# Start of EXERCISE MATERIAL

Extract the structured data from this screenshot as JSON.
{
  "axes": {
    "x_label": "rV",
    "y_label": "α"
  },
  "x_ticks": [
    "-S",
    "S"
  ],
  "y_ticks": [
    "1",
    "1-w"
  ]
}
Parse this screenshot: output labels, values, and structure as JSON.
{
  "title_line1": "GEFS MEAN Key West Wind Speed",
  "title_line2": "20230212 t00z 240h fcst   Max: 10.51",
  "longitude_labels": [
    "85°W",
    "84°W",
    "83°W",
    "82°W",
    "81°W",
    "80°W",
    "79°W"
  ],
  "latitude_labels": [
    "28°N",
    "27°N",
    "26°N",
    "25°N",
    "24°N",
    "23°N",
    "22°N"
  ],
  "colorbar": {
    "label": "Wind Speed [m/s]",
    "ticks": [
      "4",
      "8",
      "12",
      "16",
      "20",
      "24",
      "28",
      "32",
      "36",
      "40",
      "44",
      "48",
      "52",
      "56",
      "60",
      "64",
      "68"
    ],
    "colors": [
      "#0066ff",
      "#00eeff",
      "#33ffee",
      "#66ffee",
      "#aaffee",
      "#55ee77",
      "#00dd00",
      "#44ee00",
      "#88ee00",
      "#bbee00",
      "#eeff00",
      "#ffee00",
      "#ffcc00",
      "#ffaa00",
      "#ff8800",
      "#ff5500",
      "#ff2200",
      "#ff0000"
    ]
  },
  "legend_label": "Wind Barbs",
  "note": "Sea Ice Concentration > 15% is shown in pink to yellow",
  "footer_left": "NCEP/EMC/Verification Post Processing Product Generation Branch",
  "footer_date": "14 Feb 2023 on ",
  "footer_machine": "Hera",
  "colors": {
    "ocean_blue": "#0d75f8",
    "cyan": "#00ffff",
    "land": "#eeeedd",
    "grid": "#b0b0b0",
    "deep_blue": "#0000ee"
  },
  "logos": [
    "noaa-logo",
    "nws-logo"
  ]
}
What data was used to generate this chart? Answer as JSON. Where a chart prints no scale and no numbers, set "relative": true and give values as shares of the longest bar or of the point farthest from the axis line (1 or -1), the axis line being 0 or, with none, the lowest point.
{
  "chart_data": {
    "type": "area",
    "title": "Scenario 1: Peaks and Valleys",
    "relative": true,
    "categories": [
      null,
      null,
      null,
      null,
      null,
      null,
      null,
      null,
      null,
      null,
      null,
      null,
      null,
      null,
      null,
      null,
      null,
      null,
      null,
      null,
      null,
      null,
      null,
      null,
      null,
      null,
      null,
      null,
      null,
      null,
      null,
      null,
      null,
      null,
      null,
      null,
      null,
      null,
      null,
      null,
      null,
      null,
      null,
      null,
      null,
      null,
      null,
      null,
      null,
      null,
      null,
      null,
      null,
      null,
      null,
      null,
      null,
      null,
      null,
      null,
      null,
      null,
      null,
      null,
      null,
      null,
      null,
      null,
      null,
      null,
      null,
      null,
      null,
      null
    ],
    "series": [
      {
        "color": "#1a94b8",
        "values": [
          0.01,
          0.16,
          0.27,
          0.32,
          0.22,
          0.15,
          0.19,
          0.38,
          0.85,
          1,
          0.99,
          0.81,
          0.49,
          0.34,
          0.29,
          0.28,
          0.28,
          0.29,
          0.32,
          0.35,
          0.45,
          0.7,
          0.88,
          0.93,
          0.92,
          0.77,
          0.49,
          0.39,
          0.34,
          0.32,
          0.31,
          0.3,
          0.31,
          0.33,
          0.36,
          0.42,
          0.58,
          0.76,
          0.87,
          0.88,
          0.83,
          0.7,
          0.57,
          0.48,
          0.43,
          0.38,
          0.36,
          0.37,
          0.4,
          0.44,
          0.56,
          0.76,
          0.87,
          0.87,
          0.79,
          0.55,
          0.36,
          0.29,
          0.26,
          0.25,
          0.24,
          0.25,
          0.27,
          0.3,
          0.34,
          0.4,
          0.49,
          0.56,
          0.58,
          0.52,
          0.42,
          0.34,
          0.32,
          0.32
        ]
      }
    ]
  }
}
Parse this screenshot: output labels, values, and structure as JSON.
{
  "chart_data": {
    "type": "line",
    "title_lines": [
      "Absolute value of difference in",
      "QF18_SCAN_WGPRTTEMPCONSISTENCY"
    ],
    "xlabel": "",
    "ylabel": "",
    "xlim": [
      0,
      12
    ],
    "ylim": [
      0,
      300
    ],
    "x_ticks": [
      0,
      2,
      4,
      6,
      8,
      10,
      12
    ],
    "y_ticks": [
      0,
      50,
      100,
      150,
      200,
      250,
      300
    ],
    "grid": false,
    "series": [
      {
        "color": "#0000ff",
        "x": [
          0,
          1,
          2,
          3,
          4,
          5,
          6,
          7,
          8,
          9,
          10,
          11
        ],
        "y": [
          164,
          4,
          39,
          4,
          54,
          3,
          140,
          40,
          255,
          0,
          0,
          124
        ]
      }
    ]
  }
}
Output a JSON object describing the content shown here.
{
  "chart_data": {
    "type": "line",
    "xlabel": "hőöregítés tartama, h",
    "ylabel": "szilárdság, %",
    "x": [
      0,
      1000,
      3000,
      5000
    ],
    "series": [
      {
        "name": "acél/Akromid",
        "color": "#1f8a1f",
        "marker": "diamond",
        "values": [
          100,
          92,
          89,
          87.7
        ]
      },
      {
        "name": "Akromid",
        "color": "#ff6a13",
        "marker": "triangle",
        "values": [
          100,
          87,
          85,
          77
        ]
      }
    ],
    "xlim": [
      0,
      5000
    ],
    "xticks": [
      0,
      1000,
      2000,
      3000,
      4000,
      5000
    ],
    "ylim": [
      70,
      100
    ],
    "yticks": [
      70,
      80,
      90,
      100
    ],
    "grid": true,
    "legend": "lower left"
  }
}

# End of EXERCISE MATERIAL

### STATED PROBLEM
Output every record above exactly as it appears.

### RESPONSE TO THE TASK
Extract the structured data from this screenshot as JSON.
{
  "axes": {
    "x_label": "rV",
    "y_label": "α"
  },
  "x_ticks": [
    "-S",
    "S"
  ],
  "y_ticks": [
    "1",
    "1-w"
  ]
}
Parse this screenshot: output labels, values, and structure as JSON.
{
  "title_line1": "GEFS MEAN Key West Wind Speed",
  "title_line2": "20230212 t00z 240h fcst   Max: 10.51",
  "longitude_labels": [
    "85°W",
    "84°W",
    "83°W",
    "82°W",
    "81°W",
    "80°W",
    "79°W"
  ],
  "latitude_labels": [
    "28°N",
    "27°N",
    "26°N",
    "25°N",
    "24°N",
    "23°N",
    "22°N"
  ],
  "colorbar": {
    "label": "Wind Speed [m/s]",
    "ticks": [
      "4",
      "8",
      "12",
      "16",
      "20",
      "24",
      "28",
      "32",
      "36",
      "40",
      "44",
      "48",
      "52",
      "56",
      "60",
      "64",
      "68"
    ],
    "colors": [
      "#0066ff",
      "#00eeff",
      "#33ffee",
      "#66ffee",
      "#aaffee",
      "#55ee77",
      "#00dd00",
      "#44ee00",
      "#88ee00",
      "#bbee00",
      "#eeff00",
      "#ffee00",
      "#ffcc00",
      "#ffaa00",
      "#ff8800",
      "#ff5500",
      "#ff2200",
      "#ff0000"
    ]
  },
  "legend_label": "Wind Barbs",
  "note": "Sea Ice Concentration > 15% is shown in pink to yellow",
  "footer_left": "NCEP/EMC/Verification Post Processing Product Generation Branch",
  "footer_date": "14 Feb 2023 on ",
  "footer_machine": "Hera",
  "colors": {
    "ocean_blue": "#0d75f8",
    "cyan": "#00ffff",
    "land": "#eeeedd",
    "grid": "#b0b0b0",
    "deep_blue": "#0000ee"
  },
  "logos": [
    "noaa-logo",
    "nws-logo"
  ]
}
What data was used to generate this chart? Answer as JSON. Where a chart prints no scale and no numbers, set "relative": true and give values as shares of the longest bar or of the point farthest from the axis line (1 or -1), the axis line being 0 or, with none, the lowest point.
{
  "chart_data": {
    "type": "area",
    "title": "Scenario 1: Peaks and Valleys",
    "relative": true,
    "categories": [
      null,
      null,
      null,
      null,
      null,
      null,
      null,
      null,
      null,
      null,
      null,
      null,
      null,
      null,
      null,
      null,
      null,
      null,
      null,
      null,
      null,
      null,
      null,
      null,
      null,
      null,
      null,
      null,
      null,
      null,
      null,
      null,
      null,
      null,
      null,
      null,
      null,
      null,
      null,
      null,
      null,
      null,
      null,
      null,
      null,
      null,
      null,
      null,
      null,
      null,
      null,
      null,
      null,
      null,
      null,
      null,
      null,
      null,
      null,
      null,
      null,
      null,
      null,
      null,
      null,
      null,
      null,
      null,
      null,
      null,
      null,
      null,
      null,
      null
    ],
    "series": [
      {
        "color": "#1a94b8",
        "values": [
          0.01,
          0.16,
          0.27,
          0.32,
          0.22,
          0.15,
          0.19,
          0.38,
          0.85,
          1,
          0.99,
          0.81,
          0.49,
          0.34,
          0.29,
          0.28,
          0.28,
          0.29,
          0.32,
          0.35,
          0.45,
          0.7,
          0.88,
          0.93,
          0.92,
          0.77,
          0.49,
          0.39,
          0.34,
          0.32,
          0.31,
          0.3,
          0.31,
          0.33,
          0.36,
          0.42,
          0.58,
          0.76,
          0.87,
          0.88,
          0.83,
          0.7,
          0.57,
          0.48,
          0.43,
          0.38,
          0.36,
          0.37,
          0.4,
          0.44,
          0.56,
          0.76,
          0.87,
          0.87,
          0.79,
          0.55,
          0.36,
          0.29,
          0.26,
          0.25,
          0.24,
          0.25,
          0.27,
          0.3,
          0.34,
          0.4,
          0.49,
          0.56,
          0.58,
          0.52,
          0.42,
          0.34,
          0.32,
          0.32
        ]
      }
    ]
  }
}
Parse this screenshot: output labels, values, and structure as JSON.
{
  "chart_data": {
    "type": "line",
    "title_lines": [
      "Absolute value of difference in",
      "QF18_SCAN_WGPRTTEMPCONSISTENCY"
    ],
    "xlabel": "",
    "ylabel": "",
    "xlim": [
      0,
      12
    ],
    "ylim": [
      0,
      300
    ],
    "x_ticks": [
      0,
      2,
      4,
      6,
      8,
      10,
      12
    ],
    "y_ticks": [
      0,
      50,
      100,
      150,
      200,
      250,
      300
    ],
    "grid": false,
    "series": [
      {
        "color": "#0000ff",
        "x": [
          0,
          1,
          2,
          3,
          4,
          5,
          6,
          7,
          8,
          9,
          10,
          11
        ],
        "y": [
          164,
          4,
          39,
          4,
          54,
          3,
          140,
          40,
          255,
          0,
          0,
          124
        ]
      }
    ]
  }
}
Output a JSON object describing the content shown here.
{
  "chart_data": {
    "type": "line",
    "xlabel": "hőöregítés tartama, h",
    "ylabel": "szilárdság, %",
    "x": [
      0,
      1000,
      3000,
      5000
    ],
    "series": [
      {
        "name": "acél/Akromid",
        "color": "#1f8a1f",
        "marker": "diamond",
        "values": [
          100,
          92,
          89,
          87.7
        ]
      },
      {
        "name": "Akromid",
        "color": "#ff6a13",
        "marker": "triangle",
        "values": [
          100,
          87,
          85,
          77
        ]
      }
    ],
    "xlim": [
      0,
      5000
    ],
    "xticks": [
      0,
      1000,
      2000,
      3000,
      4000,
      5000
    ],
    "ylim": [
      70,
      100
    ],
    "yticks": [
      70,
      80,
      90,
      100
    ],
    "grid": true,
    "legend": "lower left"
  }
}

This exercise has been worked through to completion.